Short problem
In this exercise, reproduce all the entries that follow exactly.

# START OF Material for the task

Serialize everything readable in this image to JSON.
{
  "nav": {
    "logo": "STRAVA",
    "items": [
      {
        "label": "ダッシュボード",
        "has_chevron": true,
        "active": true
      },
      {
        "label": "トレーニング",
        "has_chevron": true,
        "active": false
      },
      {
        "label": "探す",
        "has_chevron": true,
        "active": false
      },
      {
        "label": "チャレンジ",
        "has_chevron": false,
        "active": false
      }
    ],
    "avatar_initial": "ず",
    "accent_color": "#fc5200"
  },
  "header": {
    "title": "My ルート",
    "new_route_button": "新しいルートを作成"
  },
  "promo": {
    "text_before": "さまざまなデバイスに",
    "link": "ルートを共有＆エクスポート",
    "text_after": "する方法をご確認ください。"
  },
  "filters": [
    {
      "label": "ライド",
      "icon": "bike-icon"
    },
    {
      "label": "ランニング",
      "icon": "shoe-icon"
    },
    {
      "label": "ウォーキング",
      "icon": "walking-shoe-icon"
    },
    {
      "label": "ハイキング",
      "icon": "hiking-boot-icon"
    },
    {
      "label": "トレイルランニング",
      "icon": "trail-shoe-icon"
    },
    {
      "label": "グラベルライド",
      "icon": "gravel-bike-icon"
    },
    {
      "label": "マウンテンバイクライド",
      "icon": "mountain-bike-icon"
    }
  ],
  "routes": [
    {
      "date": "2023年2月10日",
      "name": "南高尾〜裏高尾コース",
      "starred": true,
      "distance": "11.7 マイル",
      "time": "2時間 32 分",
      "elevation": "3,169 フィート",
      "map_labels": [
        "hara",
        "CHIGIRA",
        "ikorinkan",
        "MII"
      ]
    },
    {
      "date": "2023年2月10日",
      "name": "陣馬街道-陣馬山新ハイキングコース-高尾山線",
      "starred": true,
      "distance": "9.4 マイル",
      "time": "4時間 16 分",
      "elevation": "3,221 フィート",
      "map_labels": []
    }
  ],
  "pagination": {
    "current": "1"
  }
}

# END OF Material for the task

Response to this exercise
Serialize everything readable in this image to JSON.
{
  "nav": {
    "logo": "STRAVA",
    "items": [
      {
        "label": "ダッシュボード",
        "has_chevron": true,
        "active": true
      },
      {
        "label": "トレーニング",
        "has_chevron": true,
        "active": false
      },
      {
        "label": "探す",
        "has_chevron": true,
        "active": false
      },
      {
        "label": "チャレンジ",
        "has_chevron": false,
        "active": false
      }
    ],
    "avatar_initial": "ず",
    "accent_color": "#fc5200"
  },
  "header": {
    "title": "My ルート",
    "new_route_button": "新しいルートを作成"
  },
  "promo": {
    "text_before": "さまざまなデバイスに",
    "link": "ルートを共有＆エクスポート",
    "text_after": "する方法をご確認ください。"
  },
  "filters": [
    {
      "label": "ライド",
      "icon": "bike-icon"
    },
    {
      "label": "ランニング",
      "icon": "shoe-icon"
    },
    {
      "label": "ウォーキング",
      "icon": "walking-shoe-icon"
    },
    {
      "label": "ハイキング",
      "icon": "hiking-boot-icon"
    },
    {
      "label": "トレイルランニング",
      "icon": "trail-shoe-icon"
    },
    {
      "label": "グラベルライド",
      "icon": "gravel-bike-icon"
    },
    {
      "label": "マウンテンバイクライド",
      "icon": "mountain-bike-icon"
    }
  ],
  "routes": [
    {
      "date": "2023年2月10日",
      "name": "南高尾〜裏高尾コース",
      "starred": true,
      "distance": "11.7 マイル",
      "time": "2時間 32 分",
      "elevation": "3,169 フィート",
      "map_labels": [
        "hara",
        "CHIGIRA",
        "ikorinkan",
        "MII"
      ]
    },
    {
      "date": "2023年2月10日",
      "name": "陣馬街道-陣馬山新ハイキングコース-高尾山線",
      "starred": true,
      "distance": "9.4 マイル",
      "time": "4時間 16 分",
      "elevation": "3,221 フィート",
      "map_labels": []
    }
  ],
  "pagination": {
    "current": "1"
  }
}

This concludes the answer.